**Extracted material**.
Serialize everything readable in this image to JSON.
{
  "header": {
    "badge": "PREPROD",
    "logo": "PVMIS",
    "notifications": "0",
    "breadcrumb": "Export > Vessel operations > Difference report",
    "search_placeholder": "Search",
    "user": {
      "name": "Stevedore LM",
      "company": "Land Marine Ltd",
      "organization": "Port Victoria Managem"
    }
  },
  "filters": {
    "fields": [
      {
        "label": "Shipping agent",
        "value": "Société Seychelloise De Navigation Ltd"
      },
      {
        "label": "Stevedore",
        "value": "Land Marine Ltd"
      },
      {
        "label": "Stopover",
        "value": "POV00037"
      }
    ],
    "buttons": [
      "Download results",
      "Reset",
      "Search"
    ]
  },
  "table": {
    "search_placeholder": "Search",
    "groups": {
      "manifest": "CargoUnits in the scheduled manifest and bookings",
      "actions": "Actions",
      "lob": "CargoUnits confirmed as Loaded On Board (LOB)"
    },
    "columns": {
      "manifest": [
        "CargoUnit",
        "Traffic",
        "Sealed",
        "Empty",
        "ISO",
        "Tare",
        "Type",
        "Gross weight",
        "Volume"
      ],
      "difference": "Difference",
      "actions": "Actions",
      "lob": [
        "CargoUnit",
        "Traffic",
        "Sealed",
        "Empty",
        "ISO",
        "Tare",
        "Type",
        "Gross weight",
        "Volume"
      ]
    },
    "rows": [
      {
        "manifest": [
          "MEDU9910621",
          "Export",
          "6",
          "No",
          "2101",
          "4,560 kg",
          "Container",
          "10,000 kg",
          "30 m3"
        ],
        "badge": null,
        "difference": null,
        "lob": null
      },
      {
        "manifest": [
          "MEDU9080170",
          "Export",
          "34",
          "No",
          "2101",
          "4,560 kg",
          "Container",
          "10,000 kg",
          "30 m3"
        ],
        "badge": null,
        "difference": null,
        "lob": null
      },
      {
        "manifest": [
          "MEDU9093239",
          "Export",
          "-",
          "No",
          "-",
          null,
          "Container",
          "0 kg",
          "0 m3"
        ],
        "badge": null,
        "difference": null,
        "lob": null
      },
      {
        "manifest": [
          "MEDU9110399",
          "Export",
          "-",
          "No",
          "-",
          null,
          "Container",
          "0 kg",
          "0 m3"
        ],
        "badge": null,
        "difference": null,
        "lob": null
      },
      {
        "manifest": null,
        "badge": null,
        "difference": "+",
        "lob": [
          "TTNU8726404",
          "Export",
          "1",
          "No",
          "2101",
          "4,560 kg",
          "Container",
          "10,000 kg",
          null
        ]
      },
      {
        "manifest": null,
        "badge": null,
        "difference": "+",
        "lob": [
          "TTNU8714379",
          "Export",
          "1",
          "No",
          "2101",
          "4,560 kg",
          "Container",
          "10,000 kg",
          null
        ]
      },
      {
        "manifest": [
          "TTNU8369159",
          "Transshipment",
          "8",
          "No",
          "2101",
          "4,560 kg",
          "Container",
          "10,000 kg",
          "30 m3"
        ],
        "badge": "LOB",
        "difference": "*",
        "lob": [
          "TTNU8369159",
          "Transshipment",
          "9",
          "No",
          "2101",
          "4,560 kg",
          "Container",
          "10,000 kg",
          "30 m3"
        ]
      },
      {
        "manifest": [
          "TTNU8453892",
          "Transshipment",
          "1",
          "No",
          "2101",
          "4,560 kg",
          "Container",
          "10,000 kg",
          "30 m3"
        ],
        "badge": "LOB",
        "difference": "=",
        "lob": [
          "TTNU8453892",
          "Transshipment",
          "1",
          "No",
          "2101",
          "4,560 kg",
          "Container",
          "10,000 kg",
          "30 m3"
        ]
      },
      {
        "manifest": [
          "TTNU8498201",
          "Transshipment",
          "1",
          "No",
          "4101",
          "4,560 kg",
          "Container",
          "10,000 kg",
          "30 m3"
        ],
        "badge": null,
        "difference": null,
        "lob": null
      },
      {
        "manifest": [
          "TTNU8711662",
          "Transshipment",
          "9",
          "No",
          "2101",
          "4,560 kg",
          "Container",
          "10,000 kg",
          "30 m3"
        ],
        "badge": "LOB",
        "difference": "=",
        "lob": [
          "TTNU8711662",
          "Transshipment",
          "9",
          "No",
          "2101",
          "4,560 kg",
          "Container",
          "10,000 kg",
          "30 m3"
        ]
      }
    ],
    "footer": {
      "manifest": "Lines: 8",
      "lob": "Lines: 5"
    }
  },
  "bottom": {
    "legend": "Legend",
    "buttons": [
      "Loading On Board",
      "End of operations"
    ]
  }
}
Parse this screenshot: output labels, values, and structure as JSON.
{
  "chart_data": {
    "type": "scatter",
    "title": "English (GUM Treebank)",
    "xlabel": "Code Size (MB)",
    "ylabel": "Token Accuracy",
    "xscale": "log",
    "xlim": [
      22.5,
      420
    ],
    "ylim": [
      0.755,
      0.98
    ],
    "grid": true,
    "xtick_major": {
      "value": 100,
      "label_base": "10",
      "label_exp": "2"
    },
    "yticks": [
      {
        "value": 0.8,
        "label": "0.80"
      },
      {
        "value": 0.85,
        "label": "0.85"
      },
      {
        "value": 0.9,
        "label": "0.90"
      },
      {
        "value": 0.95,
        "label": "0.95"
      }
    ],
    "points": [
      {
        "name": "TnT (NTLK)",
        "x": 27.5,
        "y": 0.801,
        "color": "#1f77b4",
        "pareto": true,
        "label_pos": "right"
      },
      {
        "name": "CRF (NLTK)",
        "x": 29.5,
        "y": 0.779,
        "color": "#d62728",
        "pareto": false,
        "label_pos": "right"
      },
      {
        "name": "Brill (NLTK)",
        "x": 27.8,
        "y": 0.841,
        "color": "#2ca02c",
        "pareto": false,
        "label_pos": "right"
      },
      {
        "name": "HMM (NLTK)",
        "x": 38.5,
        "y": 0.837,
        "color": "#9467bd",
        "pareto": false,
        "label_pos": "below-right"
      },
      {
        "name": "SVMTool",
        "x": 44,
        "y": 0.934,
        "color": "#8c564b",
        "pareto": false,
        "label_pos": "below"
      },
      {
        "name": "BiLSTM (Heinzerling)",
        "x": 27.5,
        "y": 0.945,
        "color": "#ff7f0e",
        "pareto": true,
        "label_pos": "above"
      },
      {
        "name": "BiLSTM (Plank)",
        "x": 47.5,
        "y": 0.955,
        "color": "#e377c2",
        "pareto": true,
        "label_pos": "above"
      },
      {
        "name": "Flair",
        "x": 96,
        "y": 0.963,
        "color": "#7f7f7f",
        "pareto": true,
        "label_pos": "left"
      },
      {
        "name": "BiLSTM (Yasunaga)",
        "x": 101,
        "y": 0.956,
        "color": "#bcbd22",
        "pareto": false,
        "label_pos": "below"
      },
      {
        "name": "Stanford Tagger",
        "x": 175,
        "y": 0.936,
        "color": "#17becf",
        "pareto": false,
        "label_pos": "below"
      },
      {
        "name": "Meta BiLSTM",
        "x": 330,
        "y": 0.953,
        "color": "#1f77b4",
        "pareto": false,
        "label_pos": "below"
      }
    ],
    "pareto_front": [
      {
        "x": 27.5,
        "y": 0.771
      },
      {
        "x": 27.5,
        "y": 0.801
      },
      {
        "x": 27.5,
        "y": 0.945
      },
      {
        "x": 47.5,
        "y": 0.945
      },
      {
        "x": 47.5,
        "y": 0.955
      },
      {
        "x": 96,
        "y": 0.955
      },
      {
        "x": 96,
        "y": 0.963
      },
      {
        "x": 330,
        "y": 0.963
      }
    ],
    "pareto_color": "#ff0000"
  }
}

**Written request**.
Count the lines in the records above that contain the word "JSON", and give only the number.

**Complete output**.
2